* _DIRECTIONS_
Locate the string "Dorothy" in the listing below. Copy every line where it is found.

▶

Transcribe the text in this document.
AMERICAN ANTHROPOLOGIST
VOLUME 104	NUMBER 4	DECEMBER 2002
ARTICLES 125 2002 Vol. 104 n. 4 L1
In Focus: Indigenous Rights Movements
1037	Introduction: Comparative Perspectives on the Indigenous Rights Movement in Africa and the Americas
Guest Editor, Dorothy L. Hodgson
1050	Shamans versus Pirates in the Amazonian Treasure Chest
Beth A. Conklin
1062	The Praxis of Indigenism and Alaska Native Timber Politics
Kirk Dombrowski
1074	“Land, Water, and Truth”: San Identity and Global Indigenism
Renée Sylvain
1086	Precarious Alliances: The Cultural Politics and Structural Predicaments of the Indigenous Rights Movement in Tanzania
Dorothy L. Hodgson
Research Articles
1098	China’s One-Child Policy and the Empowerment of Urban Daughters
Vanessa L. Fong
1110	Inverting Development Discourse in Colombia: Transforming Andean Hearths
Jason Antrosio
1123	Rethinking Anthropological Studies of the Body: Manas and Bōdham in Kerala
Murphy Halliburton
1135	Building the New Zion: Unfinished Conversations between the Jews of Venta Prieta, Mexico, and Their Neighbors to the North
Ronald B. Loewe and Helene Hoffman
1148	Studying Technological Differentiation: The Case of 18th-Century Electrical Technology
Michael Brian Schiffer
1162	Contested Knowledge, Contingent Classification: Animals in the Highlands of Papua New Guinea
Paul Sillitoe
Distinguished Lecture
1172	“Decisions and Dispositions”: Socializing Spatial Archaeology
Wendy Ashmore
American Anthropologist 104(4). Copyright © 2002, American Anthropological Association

◀

* _WRITTEN RESPONSE_
Guest Editor, Dorothy L. Hodgson
Dorothy L. Hodgson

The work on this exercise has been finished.